• Data entries
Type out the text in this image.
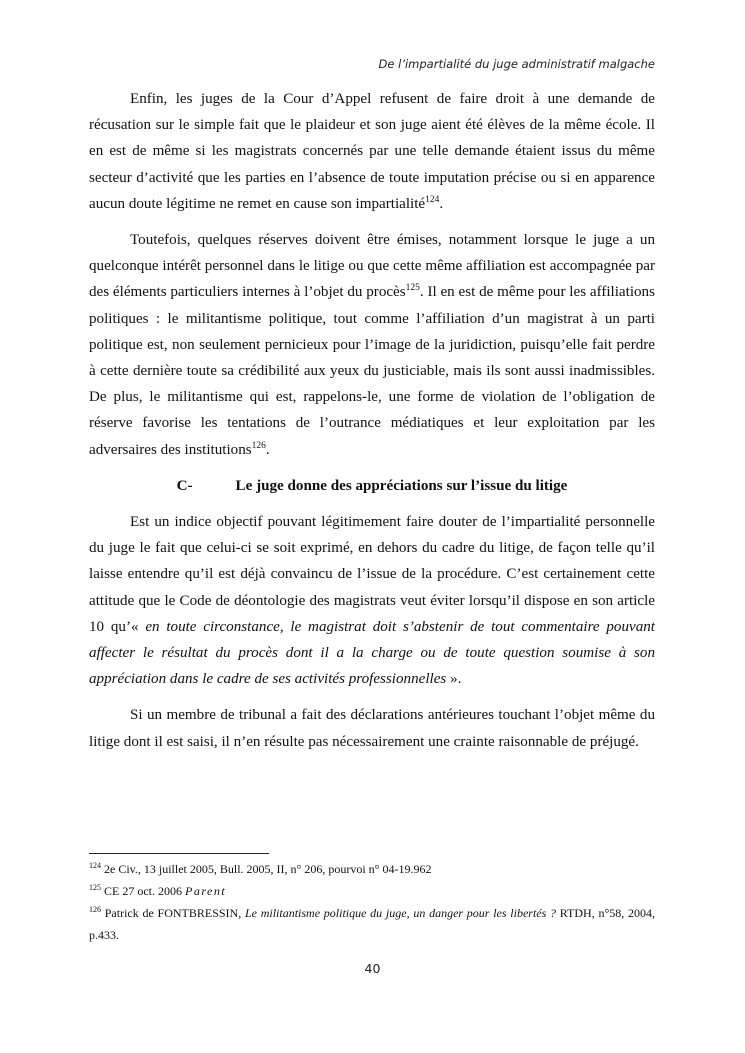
De l’impartialité du juge administratif malgache

Enfin, les juges de la Cour d’Appel refusent de faire droit à une demande de récusation sur le simple fait que le plaideur et son juge aient été élèves de la même école. Il en est de même si les magistrats concernés par une telle demande étaient issus du même secteur d’activité que les parties en l’absence de toute imputation précise ou si en apparence aucun doute légitime ne remet en cause son impartialité$^{124}$.

Toutefois, quelques réserves doivent être émises, notamment lorsque le juge a un quelconque intérêt personnel dans le litige ou que cette même affiliation est accompagnée par des éléments particuliers internes à l’objet du procès$^{125}$. Il en est de même pour les affiliations politiques : le militantisme politique, tout comme l’affiliation d’un magistrat à un parti politique est, non seulement pernicieux pour l’image de la juridiction, puisqu’elle fait perdre à cette dernière toute sa crédibilité aux yeux du justiciable, mais ils sont aussi inadmissibles. De plus, le militantisme qui est, rappelons-le, une forme de violation de l’obligation de réserve favorise les tentations de l’outrance médiatiques et leur exploitation par les adversaires des institutions$^{126}$.

C-	Le juge donne des appréciations sur l’issue du litige

Est un indice objectif pouvant légitimement faire douter de l’impartialité personnelle du juge le fait que celui-ci se soit exprimé, en dehors du cadre du litige, de façon telle qu’il laisse entendre qu’il est déjà convaincu de l’issue de la procédure. C’est certainement cette attitude que le Code de déontologie des magistrats veut éviter lorsqu’il dispose en son article 10 qu’« en toute circonstance, le magistrat doit s’abstenir de tout commentaire pouvant affecter le résultat du procès dont il a la charge ou de toute question soumise à son appréciation dans le cadre de ses activités professionnelles ».

Si un membre de tribunal a fait des déclarations antérieures touchant l’objet même du litige dont il est saisi, il n’en résulte pas nécessairement une crainte raisonnable de préjugé.

$^{124}$ 2e Civ., 13 juillet 2005, Bull. 2005, II, n° 206, pourvoi n° 04-19.962

$^{125}$ CE 27 oct. 2006 Parent

$^{126}$ Patrick de FONTBRESSIN, Le militantisme politique du juge, un danger pour les libertés ? RTDH, n°58, 2004, p.433.

40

• Given problem
Retype all of the entries exactly as written, leaving out any images.

• Problem solution
Type out the text in this image.
De l’impartialité du juge administratif malgache

Enfin, les juges de la Cour d’Appel refusent de faire droit à une demande de récusation sur le simple fait que le plaideur et son juge aient été élèves de la même école. Il en est de même si les magistrats concernés par une telle demande étaient issus du même secteur d’activité que les parties en l’absence de toute imputation précise ou si en apparence aucun doute légitime ne remet en cause son impartialité$^{124}$.

Toutefois, quelques réserves doivent être émises, notamment lorsque le juge a un quelconque intérêt personnel dans le litige ou que cette même affiliation est accompagnée par des éléments particuliers internes à l’objet du procès$^{125}$. Il en est de même pour les affiliations politiques : le militantisme politique, tout comme l’affiliation d’un magistrat à un parti politique est, non seulement pernicieux pour l’image de la juridiction, puisqu’elle fait perdre à cette dernière toute sa crédibilité aux yeux du justiciable, mais ils sont aussi inadmissibles. De plus, le militantisme qui est, rappelons-le, une forme de violation de l’obligation de réserve favorise les tentations de l’outrance médiatiques et leur exploitation par les adversaires des institutions$^{126}$.

C-	Le juge donne des appréciations sur l’issue du litige

Est un indice objectif pouvant légitimement faire douter de l’impartialité personnelle du juge le fait que celui-ci se soit exprimé, en dehors du cadre du litige, de façon telle qu’il laisse entendre qu’il est déjà convaincu de l’issue de la procédure. C’est certainement cette attitude que le Code de déontologie des magistrats veut éviter lorsqu’il dispose en son article 10 qu’« en toute circonstance, le magistrat doit s’abstenir de tout commentaire pouvant affecter le résultat du procès dont il a la charge ou de toute question soumise à son appréciation dans le cadre de ses activités professionnelles ».

Si un membre de tribunal a fait des déclarations antérieures touchant l’objet même du litige dont il est saisi, il n’en résulte pas nécessairement une crainte raisonnable de préjugé.

$^{124}$ 2e Civ., 13 juillet 2005, Bull. 2005, II, n° 206, pourvoi n° 04-19.962

$^{125}$ CE 27 oct. 2006 Parent

$^{126}$ Patrick de FONTBRESSIN, Le militantisme politique du juge, un danger pour les libertés ? RTDH, n°58, 2004, p.433.

40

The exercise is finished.